>>

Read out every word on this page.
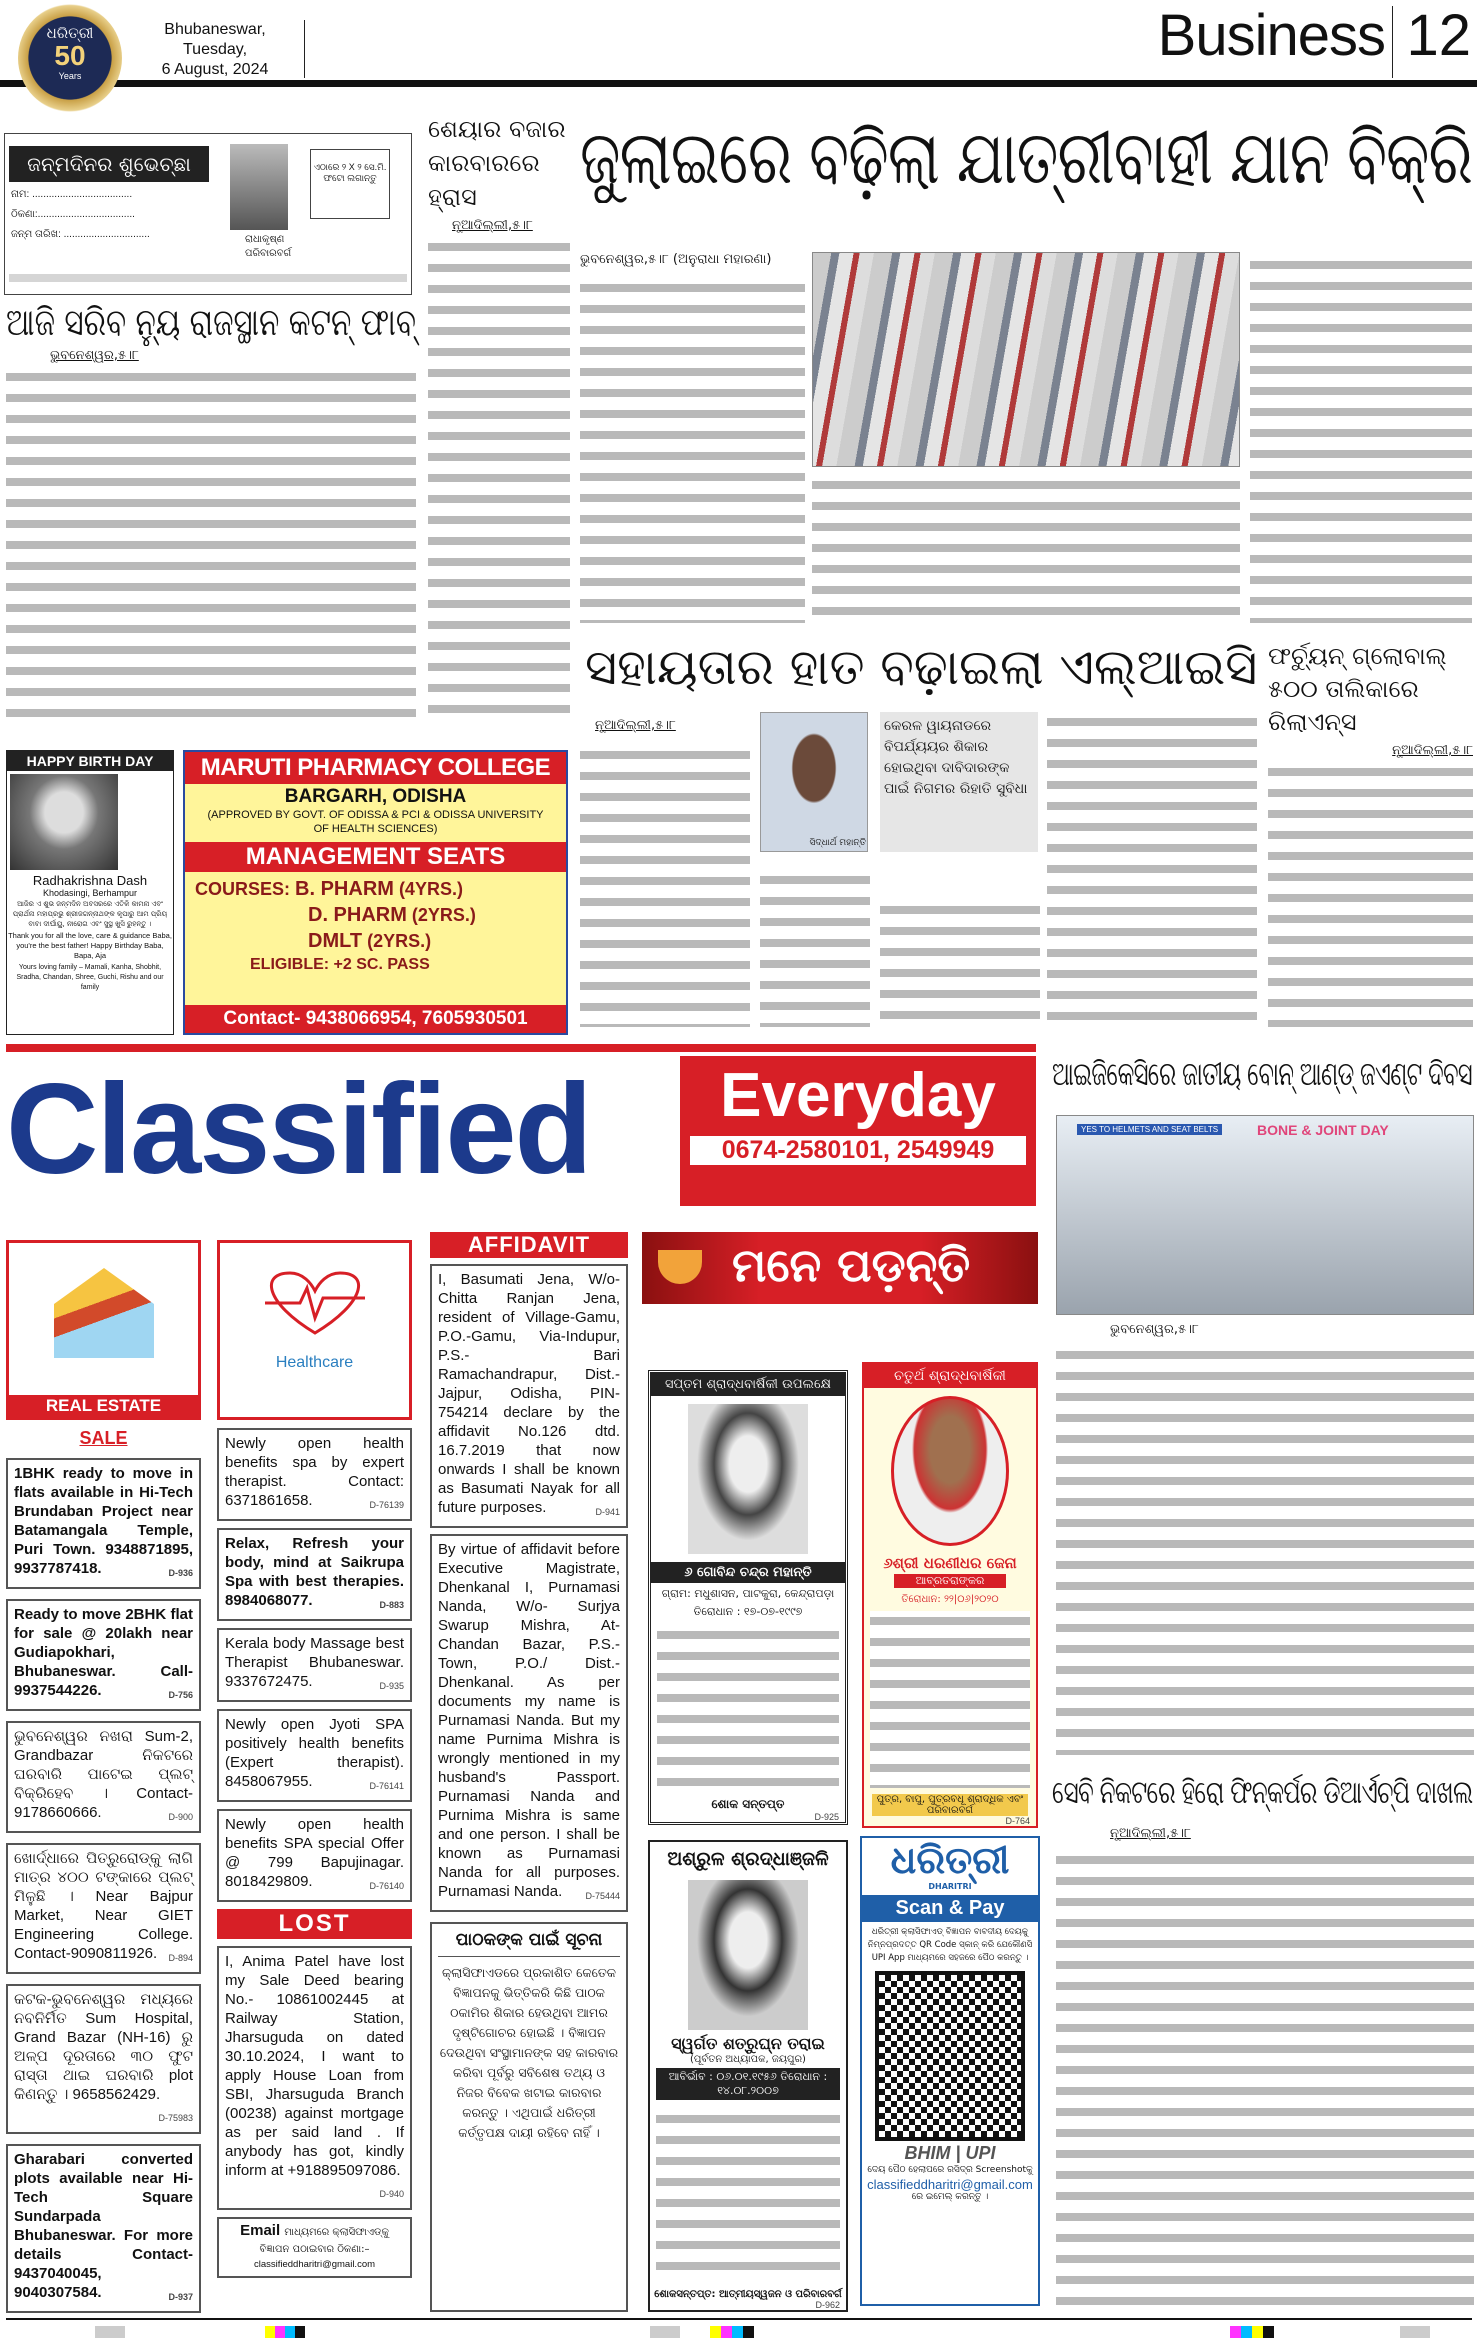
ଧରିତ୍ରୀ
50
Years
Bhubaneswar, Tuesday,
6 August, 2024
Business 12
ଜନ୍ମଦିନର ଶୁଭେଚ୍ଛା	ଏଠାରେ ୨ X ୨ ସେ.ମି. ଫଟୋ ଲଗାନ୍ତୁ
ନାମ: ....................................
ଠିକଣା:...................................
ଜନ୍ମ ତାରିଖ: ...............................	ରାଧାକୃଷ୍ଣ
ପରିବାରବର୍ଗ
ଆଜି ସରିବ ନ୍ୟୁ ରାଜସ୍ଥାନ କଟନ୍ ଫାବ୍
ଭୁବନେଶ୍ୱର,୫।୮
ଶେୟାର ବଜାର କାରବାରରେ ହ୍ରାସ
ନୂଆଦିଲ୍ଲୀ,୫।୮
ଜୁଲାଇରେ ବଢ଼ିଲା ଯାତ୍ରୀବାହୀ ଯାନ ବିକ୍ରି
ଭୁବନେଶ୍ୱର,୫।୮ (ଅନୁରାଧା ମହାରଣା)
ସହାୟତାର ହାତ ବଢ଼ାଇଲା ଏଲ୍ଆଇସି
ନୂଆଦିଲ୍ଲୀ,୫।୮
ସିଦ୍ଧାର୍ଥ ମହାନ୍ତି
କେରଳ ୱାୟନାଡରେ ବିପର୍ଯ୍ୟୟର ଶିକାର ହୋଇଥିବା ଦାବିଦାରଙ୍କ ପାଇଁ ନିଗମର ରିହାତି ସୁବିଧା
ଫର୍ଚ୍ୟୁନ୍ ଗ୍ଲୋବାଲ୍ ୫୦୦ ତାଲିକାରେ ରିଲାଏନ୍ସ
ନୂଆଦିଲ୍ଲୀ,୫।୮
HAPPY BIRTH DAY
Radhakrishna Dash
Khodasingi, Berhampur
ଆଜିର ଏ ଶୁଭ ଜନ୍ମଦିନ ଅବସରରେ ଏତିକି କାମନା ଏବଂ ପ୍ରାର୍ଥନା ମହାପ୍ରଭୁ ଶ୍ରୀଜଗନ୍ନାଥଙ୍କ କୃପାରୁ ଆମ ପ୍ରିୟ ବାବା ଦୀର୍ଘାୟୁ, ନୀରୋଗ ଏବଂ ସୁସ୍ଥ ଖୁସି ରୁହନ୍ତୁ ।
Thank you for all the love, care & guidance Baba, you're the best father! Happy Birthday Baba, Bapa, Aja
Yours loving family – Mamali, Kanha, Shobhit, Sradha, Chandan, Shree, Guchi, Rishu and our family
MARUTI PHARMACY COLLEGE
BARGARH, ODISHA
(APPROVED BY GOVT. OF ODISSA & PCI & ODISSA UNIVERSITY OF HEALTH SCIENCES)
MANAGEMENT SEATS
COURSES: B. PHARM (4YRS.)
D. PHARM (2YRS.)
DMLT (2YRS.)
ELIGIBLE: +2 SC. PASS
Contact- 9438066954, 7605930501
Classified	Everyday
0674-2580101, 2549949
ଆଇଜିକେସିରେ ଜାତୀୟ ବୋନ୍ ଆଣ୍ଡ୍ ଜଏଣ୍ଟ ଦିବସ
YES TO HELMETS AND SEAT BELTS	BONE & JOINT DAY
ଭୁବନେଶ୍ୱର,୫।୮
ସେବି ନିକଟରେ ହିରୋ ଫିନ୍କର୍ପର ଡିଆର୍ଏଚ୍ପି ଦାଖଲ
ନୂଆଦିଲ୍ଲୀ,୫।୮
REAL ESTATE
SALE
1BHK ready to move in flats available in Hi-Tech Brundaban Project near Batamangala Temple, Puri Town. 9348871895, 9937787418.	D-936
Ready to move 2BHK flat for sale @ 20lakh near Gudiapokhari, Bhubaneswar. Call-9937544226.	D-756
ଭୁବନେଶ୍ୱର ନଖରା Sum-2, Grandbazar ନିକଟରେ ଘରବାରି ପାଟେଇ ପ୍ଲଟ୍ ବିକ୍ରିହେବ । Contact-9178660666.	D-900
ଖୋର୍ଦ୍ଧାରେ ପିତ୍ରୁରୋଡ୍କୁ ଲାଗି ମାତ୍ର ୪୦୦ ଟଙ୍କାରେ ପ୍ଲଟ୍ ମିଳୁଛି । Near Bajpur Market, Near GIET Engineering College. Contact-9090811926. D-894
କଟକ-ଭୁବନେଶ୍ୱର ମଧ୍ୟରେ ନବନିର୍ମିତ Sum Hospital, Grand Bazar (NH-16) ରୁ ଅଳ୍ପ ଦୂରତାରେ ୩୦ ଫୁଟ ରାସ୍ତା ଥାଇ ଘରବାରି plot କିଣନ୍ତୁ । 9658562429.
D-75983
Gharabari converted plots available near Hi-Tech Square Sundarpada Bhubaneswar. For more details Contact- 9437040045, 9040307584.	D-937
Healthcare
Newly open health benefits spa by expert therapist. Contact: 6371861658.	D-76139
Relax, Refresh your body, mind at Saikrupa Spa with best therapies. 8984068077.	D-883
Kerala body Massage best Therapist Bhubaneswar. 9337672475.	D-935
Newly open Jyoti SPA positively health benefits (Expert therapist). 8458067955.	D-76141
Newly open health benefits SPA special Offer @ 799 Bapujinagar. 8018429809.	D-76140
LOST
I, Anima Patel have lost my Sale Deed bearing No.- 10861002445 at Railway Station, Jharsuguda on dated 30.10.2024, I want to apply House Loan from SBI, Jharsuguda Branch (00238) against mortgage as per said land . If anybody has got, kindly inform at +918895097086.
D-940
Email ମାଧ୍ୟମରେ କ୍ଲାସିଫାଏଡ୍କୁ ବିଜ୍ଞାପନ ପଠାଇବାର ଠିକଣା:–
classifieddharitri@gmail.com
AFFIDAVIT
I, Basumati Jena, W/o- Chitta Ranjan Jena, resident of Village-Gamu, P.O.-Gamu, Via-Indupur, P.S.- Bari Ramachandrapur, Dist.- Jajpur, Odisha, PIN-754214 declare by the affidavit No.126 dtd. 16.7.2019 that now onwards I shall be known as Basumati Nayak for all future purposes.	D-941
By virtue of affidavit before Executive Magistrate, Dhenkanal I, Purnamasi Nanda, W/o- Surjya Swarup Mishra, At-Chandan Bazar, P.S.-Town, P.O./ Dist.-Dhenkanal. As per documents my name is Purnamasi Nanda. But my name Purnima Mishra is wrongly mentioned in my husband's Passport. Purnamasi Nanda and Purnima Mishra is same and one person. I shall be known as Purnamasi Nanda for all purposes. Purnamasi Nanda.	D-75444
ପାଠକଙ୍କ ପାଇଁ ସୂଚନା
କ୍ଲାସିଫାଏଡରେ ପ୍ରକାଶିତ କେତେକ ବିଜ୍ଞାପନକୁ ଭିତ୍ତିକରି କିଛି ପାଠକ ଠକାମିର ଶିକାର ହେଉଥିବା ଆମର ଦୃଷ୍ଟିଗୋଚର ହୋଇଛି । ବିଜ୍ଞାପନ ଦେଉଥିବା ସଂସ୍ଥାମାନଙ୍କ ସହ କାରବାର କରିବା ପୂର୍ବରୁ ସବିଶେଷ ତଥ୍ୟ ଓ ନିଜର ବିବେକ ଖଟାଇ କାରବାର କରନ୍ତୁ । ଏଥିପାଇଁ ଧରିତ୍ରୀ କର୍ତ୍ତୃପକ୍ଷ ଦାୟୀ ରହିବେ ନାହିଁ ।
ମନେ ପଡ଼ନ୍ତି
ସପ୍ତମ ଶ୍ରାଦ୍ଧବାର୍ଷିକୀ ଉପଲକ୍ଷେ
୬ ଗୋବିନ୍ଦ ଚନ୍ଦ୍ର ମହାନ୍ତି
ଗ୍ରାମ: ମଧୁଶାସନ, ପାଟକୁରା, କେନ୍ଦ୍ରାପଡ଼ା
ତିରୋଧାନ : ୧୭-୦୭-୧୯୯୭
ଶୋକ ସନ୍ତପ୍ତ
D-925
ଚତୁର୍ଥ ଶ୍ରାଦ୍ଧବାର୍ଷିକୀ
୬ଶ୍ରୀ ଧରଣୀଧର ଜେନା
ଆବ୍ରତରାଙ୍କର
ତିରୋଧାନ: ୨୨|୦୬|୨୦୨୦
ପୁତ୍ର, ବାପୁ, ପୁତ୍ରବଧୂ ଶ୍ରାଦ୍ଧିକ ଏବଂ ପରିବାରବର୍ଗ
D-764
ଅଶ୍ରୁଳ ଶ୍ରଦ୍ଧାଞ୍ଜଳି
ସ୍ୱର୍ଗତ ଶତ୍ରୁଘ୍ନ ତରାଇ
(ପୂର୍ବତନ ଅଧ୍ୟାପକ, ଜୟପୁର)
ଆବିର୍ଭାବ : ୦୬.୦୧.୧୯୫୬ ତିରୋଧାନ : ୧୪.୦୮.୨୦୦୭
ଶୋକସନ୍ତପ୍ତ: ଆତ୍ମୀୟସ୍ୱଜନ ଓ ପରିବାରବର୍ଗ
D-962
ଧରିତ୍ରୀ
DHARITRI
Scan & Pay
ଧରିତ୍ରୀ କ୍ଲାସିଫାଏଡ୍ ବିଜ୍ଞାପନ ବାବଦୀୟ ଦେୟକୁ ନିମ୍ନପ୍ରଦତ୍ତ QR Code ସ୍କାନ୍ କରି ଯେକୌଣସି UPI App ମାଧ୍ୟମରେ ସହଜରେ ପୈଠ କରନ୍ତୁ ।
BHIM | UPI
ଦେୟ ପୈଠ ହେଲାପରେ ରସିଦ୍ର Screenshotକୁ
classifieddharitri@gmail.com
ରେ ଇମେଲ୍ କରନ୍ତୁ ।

<<

### Exercise details
Check every line for "Contact" and show the ones that have it.

### Problem solution
Contact- 9438066954, 7605930501
ଭୁବନେଶ୍ୱର ନଖରା Sum-2, Grandbazar ନିକଟରେ ଘରବାରି ପାଟେଇ ପ୍ଲଟ୍ ବିକ୍ରିହେବ । Contact-9178660666.	D-900
ଖୋର୍ଦ୍ଧାରେ ପିତ୍ରୁରୋଡ୍କୁ ଲାଗି ମାତ୍ର ୪୦୦ ଟଙ୍କାରେ ପ୍ଲଟ୍ ମିଳୁଛି । Near Bajpur Market, Near GIET Engineering College. Contact-9090811926. D-894
Gharabari converted plots available near Hi-Tech Square Sundarpada Bhubaneswar. For more details Contact- 9437040045, 9040307584.	D-937
Newly open health benefits spa by expert therapist. Contact: 6371861658.	D-76139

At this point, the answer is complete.